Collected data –
--------------------------------

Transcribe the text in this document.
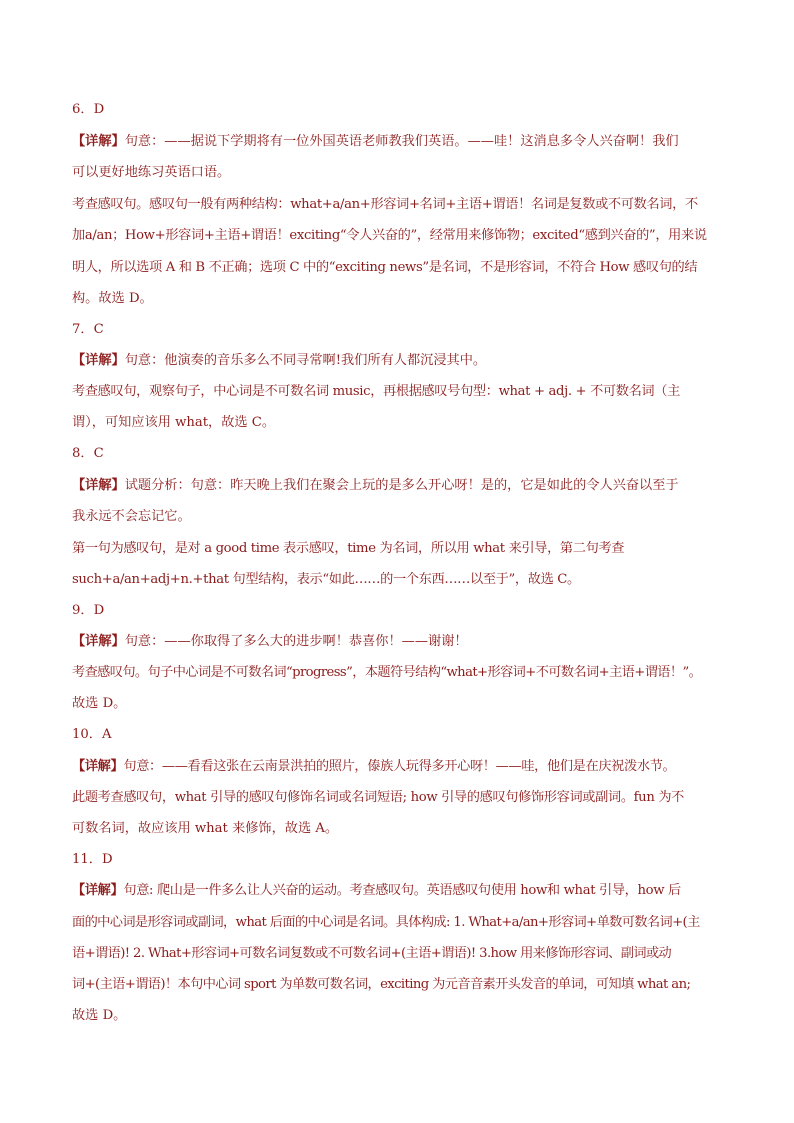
6．D
【详解】句意：——据说下学期将有一位外国英语老师教我们英语。——哇！这消息多令人兴奋啊！我们
可以更好地练习英语口语。
考查感叹句。感叹句一般有两种结构：what+a/an+形容词+名词+主语+谓语！名词是复数或不可数名词，不
加a/an；How+形容词+主语+谓语！exciting“令人兴奋的”，经常用来修饰物；excited“感到兴奋的”，用来说
明人，所以选项 A 和 B 不正确；选项 C 中的“exciting news”是名词，不是形容词，不符合 How 感叹句的结
构。故选 D。
7．C
【详解】句意：他演奏的音乐多么不同寻常啊!我们所有人都沉浸其中。
考查感叹句，观察句子，中心词是不可数名词 music，再根据感叹号句型：what + adj. + 不可数名词（主
谓），可知应该用 what，故选 C。
8．C
【详解】试题分析：句意：昨天晚上我们在聚会上玩的是多么开心呀！是的，它是如此的令人兴奋以至于
我永远不会忘记它。
第一句为感叹句，是对 a good time 表示感叹，time 为名词，所以用 what 来引导，第二句考查
such+a/an+adj+n.+that 句型结构，表示“如此……的一个东西……以至于”，故选 C。
9．D
【详解】句意：——你取得了多么大的进步啊！恭喜你！——谢谢！
考查感叹句。句子中心词是不可数名词“progress”，本题符号结构“what+形容词+不可数名词+主语+谓语！”。
故选 D。
10．A
【详解】句意：——看看这张在云南景洪拍的照片，傣族人玩得多开心呀！——哇，他们是在庆祝泼水节。
此题考查感叹句，what 引导的感叹句修饰名词或名词短语; how 引导的感叹句修饰形容词或副词。fun 为不
可数名词，故应该用 what 来修饰，故选 A。
11．D
【详解】句意: 爬山是一件多么让人兴奋的运动。考查感叹句。英语感叹句使用 how和 what 引导，how 后
面的中心词是形容词或副词，what 后面的中心词是名词。具体构成: 1. What+a/an+形容词+单数可数名词+(主
语+谓语)! 2. What+形容词+可数名词复数或不可数名词+(主语+谓语)! 3.how 用来修饰形容词、副词或动
词+(主语+谓语)！本句中心词 sport 为单数可数名词，exciting 为元音音素开头发音的单词，可知填 what an;
故选 D。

--------------------------------

Given exercise – Copy out every line that includes the word "exciting".

Problem solution –
加a/an；How+形容词+主语+谓语！exciting“令人兴奋的”，经常用来修饰物；excited“感到兴奋的”，用来说
明人，所以选项 A 和 B 不正确；选项 C 中的“exciting news”是名词，不是形容词，不符合 How 感叹句的结
词+(主语+谓语)！本句中心词 sport 为单数可数名词，exciting 为元音音素开头发音的单词，可知填 what an;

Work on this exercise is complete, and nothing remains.